** START OF RECORDS FOR THIS TASK **

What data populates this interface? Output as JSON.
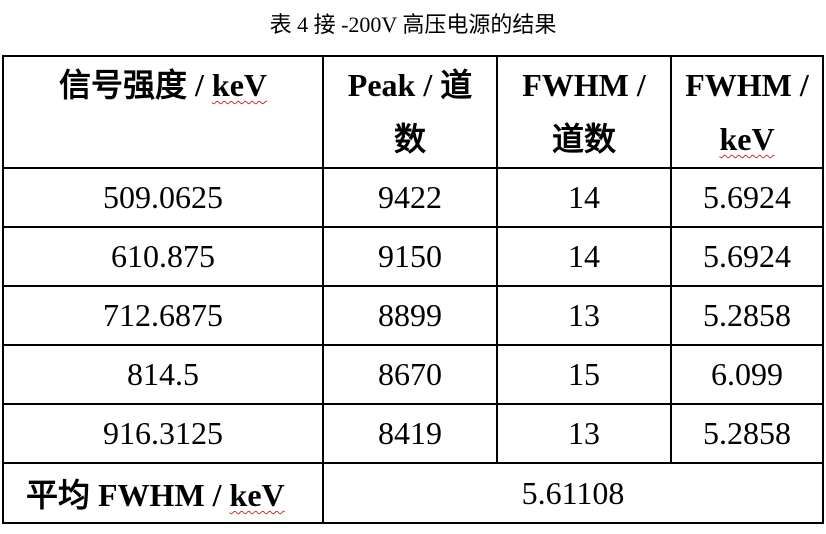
{
  "caption": "表 4  接  -200V  高压电源的结果",
  "table": {
    "headers": [
      {
        "text": "信号强度  / ",
        "unit": "keV"
      },
      {
        "line1": "Peak /  道",
        "line2": "数"
      },
      {
        "line1": "FWHM /",
        "line2": "道数"
      },
      {
        "line1": "FWHM /",
        "unit": "keV"
      }
    ],
    "rows": [
      [
        "509.0625",
        "9422",
        "14",
        "5.6924"
      ],
      [
        "610.875",
        "9150",
        "14",
        "5.6924"
      ],
      [
        "712.6875",
        "8899",
        "13",
        "5.2858"
      ],
      [
        "814.5",
        "8670",
        "15",
        "6.099"
      ],
      [
        "916.3125",
        "8419",
        "13",
        "5.2858"
      ]
    ],
    "average": {
      "label": "平均  FWHM / ",
      "unit": "keV",
      "value": "5.61108"
    }
  }
}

** END OF RECORDS FOR THIS TASK **

◆ WHAT THE TASK ASKS: An exact transcription of all the entries is required, without the pictures.

◆ ANSWER TO THE EXERCISE:
What data populates this interface? Output as JSON.
{
  "caption": "表 4  接  -200V  高压电源的结果",
  "table": {
    "headers": [
      {
        "text": "信号强度  / ",
        "unit": "keV"
      },
      {
        "line1": "Peak /  道",
        "line2": "数"
      },
      {
        "line1": "FWHM /",
        "line2": "道数"
      },
      {
        "line1": "FWHM /",
        "unit": "keV"
      }
    ],
    "rows": [
      [
        "509.0625",
        "9422",
        "14",
        "5.6924"
      ],
      [
        "610.875",
        "9150",
        "14",
        "5.6924"
      ],
      [
        "712.6875",
        "8899",
        "13",
        "5.2858"
      ],
      [
        "814.5",
        "8670",
        "15",
        "6.099"
      ],
      [
        "916.3125",
        "8419",
        "13",
        "5.2858"
      ]
    ],
    "average": {
      "label": "平均  FWHM / ",
      "unit": "keV",
      "value": "5.61108"
    }
  }
}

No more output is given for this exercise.